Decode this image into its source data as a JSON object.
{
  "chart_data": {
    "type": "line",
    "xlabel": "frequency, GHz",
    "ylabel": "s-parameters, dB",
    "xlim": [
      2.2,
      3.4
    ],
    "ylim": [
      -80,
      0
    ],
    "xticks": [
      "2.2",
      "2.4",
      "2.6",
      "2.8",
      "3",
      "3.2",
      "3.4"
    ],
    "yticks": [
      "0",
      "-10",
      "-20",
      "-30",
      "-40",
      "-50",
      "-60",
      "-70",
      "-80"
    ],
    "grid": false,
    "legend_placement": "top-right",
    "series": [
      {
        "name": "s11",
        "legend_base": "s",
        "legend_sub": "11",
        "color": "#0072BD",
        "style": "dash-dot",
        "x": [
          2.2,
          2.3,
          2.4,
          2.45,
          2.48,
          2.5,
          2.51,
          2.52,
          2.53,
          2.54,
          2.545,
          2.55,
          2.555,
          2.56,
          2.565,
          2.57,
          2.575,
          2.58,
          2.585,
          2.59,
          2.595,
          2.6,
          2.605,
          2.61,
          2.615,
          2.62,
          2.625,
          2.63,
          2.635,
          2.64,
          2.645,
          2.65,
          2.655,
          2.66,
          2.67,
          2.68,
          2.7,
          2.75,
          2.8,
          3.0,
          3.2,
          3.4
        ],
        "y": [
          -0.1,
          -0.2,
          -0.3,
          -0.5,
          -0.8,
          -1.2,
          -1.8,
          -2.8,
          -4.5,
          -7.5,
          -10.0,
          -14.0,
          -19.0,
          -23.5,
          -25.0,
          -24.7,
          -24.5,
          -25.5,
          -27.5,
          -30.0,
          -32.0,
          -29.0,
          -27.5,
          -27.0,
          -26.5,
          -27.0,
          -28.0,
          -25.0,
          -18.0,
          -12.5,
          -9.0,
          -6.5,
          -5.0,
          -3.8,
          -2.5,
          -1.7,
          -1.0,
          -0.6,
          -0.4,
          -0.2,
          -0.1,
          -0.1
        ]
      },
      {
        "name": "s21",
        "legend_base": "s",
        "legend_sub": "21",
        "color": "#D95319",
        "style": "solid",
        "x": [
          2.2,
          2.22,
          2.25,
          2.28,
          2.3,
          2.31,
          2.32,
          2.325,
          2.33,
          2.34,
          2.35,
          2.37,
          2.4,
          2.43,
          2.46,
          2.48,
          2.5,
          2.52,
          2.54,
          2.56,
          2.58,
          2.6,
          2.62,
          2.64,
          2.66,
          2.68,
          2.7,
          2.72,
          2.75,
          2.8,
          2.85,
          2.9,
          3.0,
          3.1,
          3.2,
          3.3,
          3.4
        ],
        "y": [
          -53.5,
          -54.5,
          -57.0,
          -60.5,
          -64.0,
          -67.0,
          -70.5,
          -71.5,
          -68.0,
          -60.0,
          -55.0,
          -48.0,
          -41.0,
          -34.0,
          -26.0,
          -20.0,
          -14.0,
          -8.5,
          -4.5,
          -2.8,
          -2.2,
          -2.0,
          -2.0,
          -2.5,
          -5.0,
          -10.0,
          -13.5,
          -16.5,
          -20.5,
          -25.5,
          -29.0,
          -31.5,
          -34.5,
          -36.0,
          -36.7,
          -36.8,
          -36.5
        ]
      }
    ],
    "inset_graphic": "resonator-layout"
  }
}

# # #

EXERCISE PROMPT: Please give back all of the records exactly as written.

OUTPUT FOR THIS TASK:
Decode this image into its source data as a JSON object.
{
  "chart_data": {
    "type": "line",
    "xlabel": "frequency, GHz",
    "ylabel": "s-parameters, dB",
    "xlim": [
      2.2,
      3.4
    ],
    "ylim": [
      -80,
      0
    ],
    "xticks": [
      "2.2",
      "2.4",
      "2.6",
      "2.8",
      "3",
      "3.2",
      "3.4"
    ],
    "yticks": [
      "0",
      "-10",
      "-20",
      "-30",
      "-40",
      "-50",
      "-60",
      "-70",
      "-80"
    ],
    "grid": false,
    "legend_placement": "top-right",
    "series": [
      {
        "name": "s11",
        "legend_base": "s",
        "legend_sub": "11",
        "color": "#0072BD",
        "style": "dash-dot",
        "x": [
          2.2,
          2.3,
          2.4,
          2.45,
          2.48,
          2.5,
          2.51,
          2.52,
          2.53,
          2.54,
          2.545,
          2.55,
          2.555,
          2.56,
          2.565,
          2.57,
          2.575,
          2.58,
          2.585,
          2.59,
          2.595,
          2.6,
          2.605,
          2.61,
          2.615,
          2.62,
          2.625,
          2.63,
          2.635,
          2.64,
          2.645,
          2.65,
          2.655,
          2.66,
          2.67,
          2.68,
          2.7,
          2.75,
          2.8,
          3.0,
          3.2,
          3.4
        ],
        "y": [
          -0.1,
          -0.2,
          -0.3,
          -0.5,
          -0.8,
          -1.2,
          -1.8,
          -2.8,
          -4.5,
          -7.5,
          -10.0,
          -14.0,
          -19.0,
          -23.5,
          -25.0,
          -24.7,
          -24.5,
          -25.5,
          -27.5,
          -30.0,
          -32.0,
          -29.0,
          -27.5,
          -27.0,
          -26.5,
          -27.0,
          -28.0,
          -25.0,
          -18.0,
          -12.5,
          -9.0,
          -6.5,
          -5.0,
          -3.8,
          -2.5,
          -1.7,
          -1.0,
          -0.6,
          -0.4,
          -0.2,
          -0.1,
          -0.1
        ]
      },
      {
        "name": "s21",
        "legend_base": "s",
        "legend_sub": "21",
        "color": "#D95319",
        "style": "solid",
        "x": [
          2.2,
          2.22,
          2.25,
          2.28,
          2.3,
          2.31,
          2.32,
          2.325,
          2.33,
          2.34,
          2.35,
          2.37,
          2.4,
          2.43,
          2.46,
          2.48,
          2.5,
          2.52,
          2.54,
          2.56,
          2.58,
          2.6,
          2.62,
          2.64,
          2.66,
          2.68,
          2.7,
          2.72,
          2.75,
          2.8,
          2.85,
          2.9,
          3.0,
          3.1,
          3.2,
          3.3,
          3.4
        ],
        "y": [
          -53.5,
          -54.5,
          -57.0,
          -60.5,
          -64.0,
          -67.0,
          -70.5,
          -71.5,
          -68.0,
          -60.0,
          -55.0,
          -48.0,
          -41.0,
          -34.0,
          -26.0,
          -20.0,
          -14.0,
          -8.5,
          -4.5,
          -2.8,
          -2.2,
          -2.0,
          -2.0,
          -2.5,
          -5.0,
          -10.0,
          -13.5,
          -16.5,
          -20.5,
          -25.5,
          -29.0,
          -31.5,
          -34.5,
          -36.0,
          -36.7,
          -36.8,
          -36.5
        ]
      }
    ],
    "inset_graphic": "resonator-layout"
  }
}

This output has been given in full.